GOAL OF THE EXERCISE
Write out the data below exactly as given, without any of its pictures.

RECORDS FOR PROCESSING

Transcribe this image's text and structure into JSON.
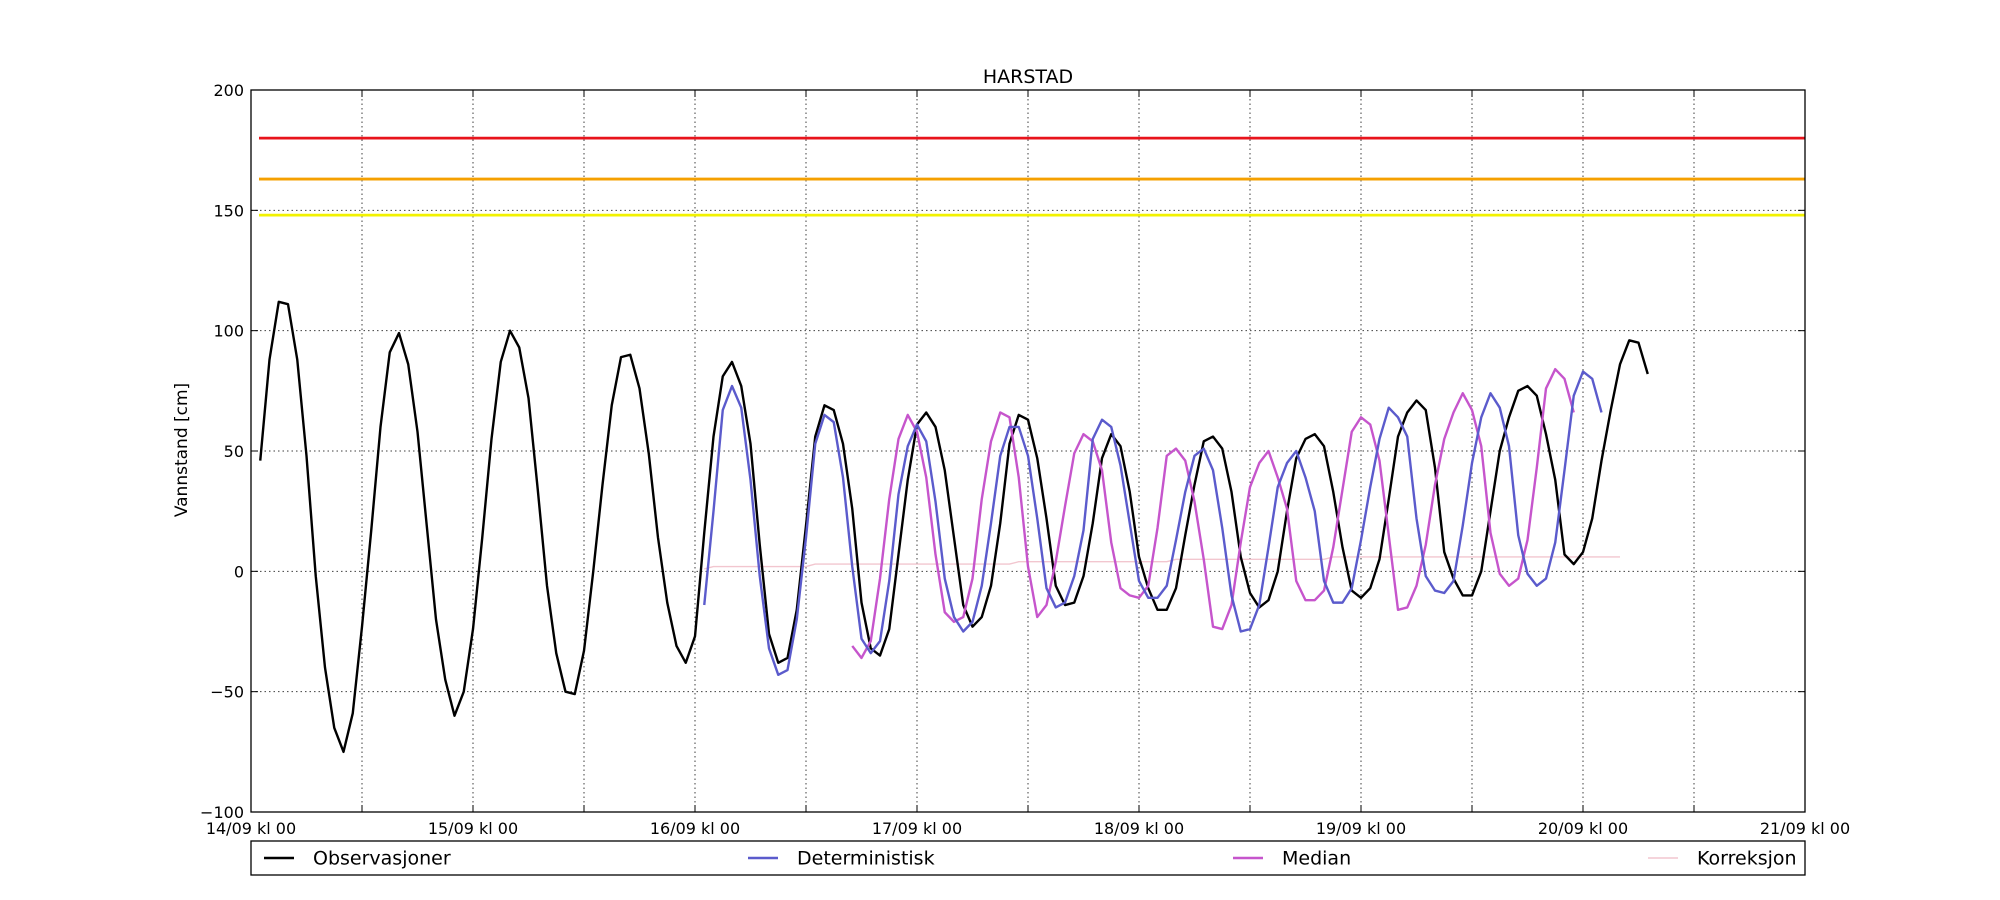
{
  "chart_data": {
    "type": "line",
    "title": "HARSTAD",
    "ylabel": "Vannstand [cm]",
    "xlabel": "",
    "ylim": [
      -100,
      200
    ],
    "yticks": [
      -100,
      -50,
      0,
      50,
      100,
      150,
      200
    ],
    "ytick_labels": [
      "−100",
      "−50",
      "0",
      "50",
      "100",
      "150",
      "200"
    ],
    "xlim": [
      0,
      168
    ],
    "xtick_hours": [
      0,
      24,
      48,
      72,
      96,
      120,
      144,
      168
    ],
    "xtick_labels": [
      "14/09 kl 00",
      "15/09 kl 00",
      "16/09 kl 00",
      "17/09 kl 00",
      "18/09 kl 00",
      "19/09 kl 00",
      "20/09 kl 00",
      "21/09 kl 00"
    ],
    "x_grid_hours": [
      0,
      12,
      24,
      36,
      48,
      60,
      72,
      84,
      96,
      108,
      120,
      132,
      144,
      156,
      168
    ],
    "grid": true,
    "legend_position": "bottom",
    "thresholds": [
      {
        "value": 180,
        "color": "#e8141c"
      },
      {
        "value": 163,
        "color": "#f5a000"
      },
      {
        "value": 148,
        "color": "#f2f200"
      }
    ],
    "series": [
      {
        "name": "Observasjoner",
        "color": "#000000",
        "start_hour": 1,
        "step_hours": 1,
        "values": [
          46,
          88,
          112,
          111,
          88,
          48,
          -2,
          -40,
          -65,
          -75,
          -59,
          -23,
          17,
          60,
          91,
          99,
          86,
          58,
          19,
          -20,
          -45,
          -60,
          -50,
          -24,
          14,
          55,
          87,
          100,
          93,
          72,
          34,
          -6,
          -34,
          -50,
          -51,
          -33,
          0,
          36,
          69,
          89,
          90,
          76,
          49,
          14,
          -13,
          -31,
          -38,
          -27,
          16,
          56,
          81,
          87,
          77,
          53,
          11,
          -26,
          -38,
          -36,
          -16,
          19,
          56,
          69,
          67,
          53,
          26,
          -13,
          -32,
          -35,
          -24,
          7,
          38,
          61,
          66,
          60,
          42,
          14,
          -14,
          -23,
          -19,
          -6,
          20,
          53,
          65,
          63,
          47,
          22,
          -6,
          -14,
          -13,
          -2,
          20,
          47,
          57,
          52,
          33,
          6,
          -7,
          -16,
          -16,
          -7,
          15,
          36,
          54,
          56,
          51,
          33,
          6,
          -9,
          -15,
          -12,
          0,
          25,
          47,
          55,
          57,
          52,
          33,
          10,
          -8,
          -11,
          -7,
          5,
          30,
          56,
          66,
          71,
          67,
          43,
          8,
          -3,
          -10,
          -10,
          0,
          25,
          50,
          64,
          75,
          77,
          73,
          57,
          38,
          7,
          3,
          8,
          22,
          46,
          67,
          86,
          96,
          95,
          82
        ]
      },
      {
        "name": "Deterministisk",
        "color": "#5b5bcc",
        "start_hour": 49,
        "step_hours": 1,
        "values": [
          -14,
          25,
          67,
          77,
          68,
          38,
          -2,
          -32,
          -43,
          -41,
          -20,
          14,
          53,
          65,
          62,
          39,
          2,
          -28,
          -34,
          -29,
          -4,
          32,
          52,
          61,
          54,
          29,
          -3,
          -19,
          -25,
          -21,
          -6,
          20,
          48,
          60,
          60,
          48,
          22,
          -7,
          -15,
          -13,
          -2,
          17,
          55,
          63,
          60,
          44,
          20,
          -4,
          -11,
          -11,
          -6,
          13,
          33,
          48,
          51,
          42,
          18,
          -10,
          -25,
          -24,
          -14,
          10,
          35,
          45,
          50,
          39,
          25,
          -4,
          -13,
          -13,
          -7,
          13,
          35,
          55,
          68,
          64,
          56,
          22,
          -2,
          -8,
          -9,
          -4,
          19,
          45,
          64,
          74,
          68,
          52,
          15,
          -1,
          -6,
          -3,
          12,
          42,
          73,
          83,
          80,
          66
        ]
      },
      {
        "name": "Median",
        "color": "#c655cc",
        "start_hour": 65,
        "step_hours": 1,
        "values": [
          -31,
          -36,
          -29,
          -3,
          30,
          55,
          65,
          58,
          39,
          7,
          -17,
          -21,
          -19,
          -3,
          30,
          54,
          66,
          64,
          39,
          2,
          -19,
          -14,
          4,
          27,
          49,
          57,
          54,
          42,
          12,
          -7,
          -10,
          -11,
          -6,
          18,
          48,
          51,
          46,
          29,
          5,
          -23,
          -24,
          -14,
          12,
          35,
          45,
          50,
          39,
          26,
          -4,
          -12,
          -12,
          -8,
          10,
          34,
          58,
          64,
          61,
          46,
          15,
          -16,
          -15,
          -6,
          11,
          36,
          55,
          66,
          74,
          67,
          52,
          16,
          -1,
          -6,
          -3,
          13,
          43,
          76,
          84,
          80,
          66
        ]
      },
      {
        "name": "Korreksjon",
        "color": "#f2c6cf",
        "start_hour": 49,
        "step_hours": 1,
        "values": [
          1,
          2,
          2,
          2,
          2,
          2,
          2,
          2,
          2,
          2,
          2,
          2,
          3,
          3,
          3,
          3,
          3,
          3,
          3,
          3,
          3,
          3,
          3,
          3,
          3,
          3,
          3,
          3,
          3,
          3,
          3,
          3,
          3,
          3,
          4,
          4,
          4,
          4,
          4,
          4,
          4,
          4,
          4,
          4,
          4,
          4,
          4,
          4,
          4,
          4,
          4,
          5,
          5,
          5,
          5,
          5,
          5,
          5,
          5,
          5,
          5,
          5,
          5,
          5,
          5,
          5,
          5,
          5,
          6,
          6,
          6,
          6,
          6,
          6,
          6,
          6,
          6,
          6,
          6,
          6,
          6,
          6,
          6,
          6,
          6,
          6,
          6,
          6,
          6,
          6,
          6,
          6,
          6,
          6,
          6,
          6,
          6,
          6,
          6,
          6
        ]
      }
    ]
  }
}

SOLUTION TO THE PROBLEM
Transcribe this image's text and structure into JSON.
{
  "chart_data": {
    "type": "line",
    "title": "HARSTAD",
    "ylabel": "Vannstand [cm]",
    "xlabel": "",
    "ylim": [
      -100,
      200
    ],
    "yticks": [
      -100,
      -50,
      0,
      50,
      100,
      150,
      200
    ],
    "ytick_labels": [
      "−100",
      "−50",
      "0",
      "50",
      "100",
      "150",
      "200"
    ],
    "xlim": [
      0,
      168
    ],
    "xtick_hours": [
      0,
      24,
      48,
      72,
      96,
      120,
      144,
      168
    ],
    "xtick_labels": [
      "14/09 kl 00",
      "15/09 kl 00",
      "16/09 kl 00",
      "17/09 kl 00",
      "18/09 kl 00",
      "19/09 kl 00",
      "20/09 kl 00",
      "21/09 kl 00"
    ],
    "x_grid_hours": [
      0,
      12,
      24,
      36,
      48,
      60,
      72,
      84,
      96,
      108,
      120,
      132,
      144,
      156,
      168
    ],
    "grid": true,
    "legend_position": "bottom",
    "thresholds": [
      {
        "value": 180,
        "color": "#e8141c"
      },
      {
        "value": 163,
        "color": "#f5a000"
      },
      {
        "value": 148,
        "color": "#f2f200"
      }
    ],
    "series": [
      {
        "name": "Observasjoner",
        "color": "#000000",
        "start_hour": 1,
        "step_hours": 1,
        "values": [
          46,
          88,
          112,
          111,
          88,
          48,
          -2,
          -40,
          -65,
          -75,
          -59,
          -23,
          17,
          60,
          91,
          99,
          86,
          58,
          19,
          -20,
          -45,
          -60,
          -50,
          -24,
          14,
          55,
          87,
          100,
          93,
          72,
          34,
          -6,
          -34,
          -50,
          -51,
          -33,
          0,
          36,
          69,
          89,
          90,
          76,
          49,
          14,
          -13,
          -31,
          -38,
          -27,
          16,
          56,
          81,
          87,
          77,
          53,
          11,
          -26,
          -38,
          -36,
          -16,
          19,
          56,
          69,
          67,
          53,
          26,
          -13,
          -32,
          -35,
          -24,
          7,
          38,
          61,
          66,
          60,
          42,
          14,
          -14,
          -23,
          -19,
          -6,
          20,
          53,
          65,
          63,
          47,
          22,
          -6,
          -14,
          -13,
          -2,
          20,
          47,
          57,
          52,
          33,
          6,
          -7,
          -16,
          -16,
          -7,
          15,
          36,
          54,
          56,
          51,
          33,
          6,
          -9,
          -15,
          -12,
          0,
          25,
          47,
          55,
          57,
          52,
          33,
          10,
          -8,
          -11,
          -7,
          5,
          30,
          56,
          66,
          71,
          67,
          43,
          8,
          -3,
          -10,
          -10,
          0,
          25,
          50,
          64,
          75,
          77,
          73,
          57,
          38,
          7,
          3,
          8,
          22,
          46,
          67,
          86,
          96,
          95,
          82
        ]
      },
      {
        "name": "Deterministisk",
        "color": "#5b5bcc",
        "start_hour": 49,
        "step_hours": 1,
        "values": [
          -14,
          25,
          67,
          77,
          68,
          38,
          -2,
          -32,
          -43,
          -41,
          -20,
          14,
          53,
          65,
          62,
          39,
          2,
          -28,
          -34,
          -29,
          -4,
          32,
          52,
          61,
          54,
          29,
          -3,
          -19,
          -25,
          -21,
          -6,
          20,
          48,
          60,
          60,
          48,
          22,
          -7,
          -15,
          -13,
          -2,
          17,
          55,
          63,
          60,
          44,
          20,
          -4,
          -11,
          -11,
          -6,
          13,
          33,
          48,
          51,
          42,
          18,
          -10,
          -25,
          -24,
          -14,
          10,
          35,
          45,
          50,
          39,
          25,
          -4,
          -13,
          -13,
          -7,
          13,
          35,
          55,
          68,
          64,
          56,
          22,
          -2,
          -8,
          -9,
          -4,
          19,
          45,
          64,
          74,
          68,
          52,
          15,
          -1,
          -6,
          -3,
          12,
          42,
          73,
          83,
          80,
          66
        ]
      },
      {
        "name": "Median",
        "color": "#c655cc",
        "start_hour": 65,
        "step_hours": 1,
        "values": [
          -31,
          -36,
          -29,
          -3,
          30,
          55,
          65,
          58,
          39,
          7,
          -17,
          -21,
          -19,
          -3,
          30,
          54,
          66,
          64,
          39,
          2,
          -19,
          -14,
          4,
          27,
          49,
          57,
          54,
          42,
          12,
          -7,
          -10,
          -11,
          -6,
          18,
          48,
          51,
          46,
          29,
          5,
          -23,
          -24,
          -14,
          12,
          35,
          45,
          50,
          39,
          26,
          -4,
          -12,
          -12,
          -8,
          10,
          34,
          58,
          64,
          61,
          46,
          15,
          -16,
          -15,
          -6,
          11,
          36,
          55,
          66,
          74,
          67,
          52,
          16,
          -1,
          -6,
          -3,
          13,
          43,
          76,
          84,
          80,
          66
        ]
      },
      {
        "name": "Korreksjon",
        "color": "#f2c6cf",
        "start_hour": 49,
        "step_hours": 1,
        "values": [
          1,
          2,
          2,
          2,
          2,
          2,
          2,
          2,
          2,
          2,
          2,
          2,
          3,
          3,
          3,
          3,
          3,
          3,
          3,
          3,
          3,
          3,
          3,
          3,
          3,
          3,
          3,
          3,
          3,
          3,
          3,
          3,
          3,
          3,
          4,
          4,
          4,
          4,
          4,
          4,
          4,
          4,
          4,
          4,
          4,
          4,
          4,
          4,
          4,
          4,
          4,
          5,
          5,
          5,
          5,
          5,
          5,
          5,
          5,
          5,
          5,
          5,
          5,
          5,
          5,
          5,
          5,
          5,
          6,
          6,
          6,
          6,
          6,
          6,
          6,
          6,
          6,
          6,
          6,
          6,
          6,
          6,
          6,
          6,
          6,
          6,
          6,
          6,
          6,
          6,
          6,
          6,
          6,
          6,
          6,
          6,
          6,
          6,
          6,
          6
        ]
      }
    ]
  }
}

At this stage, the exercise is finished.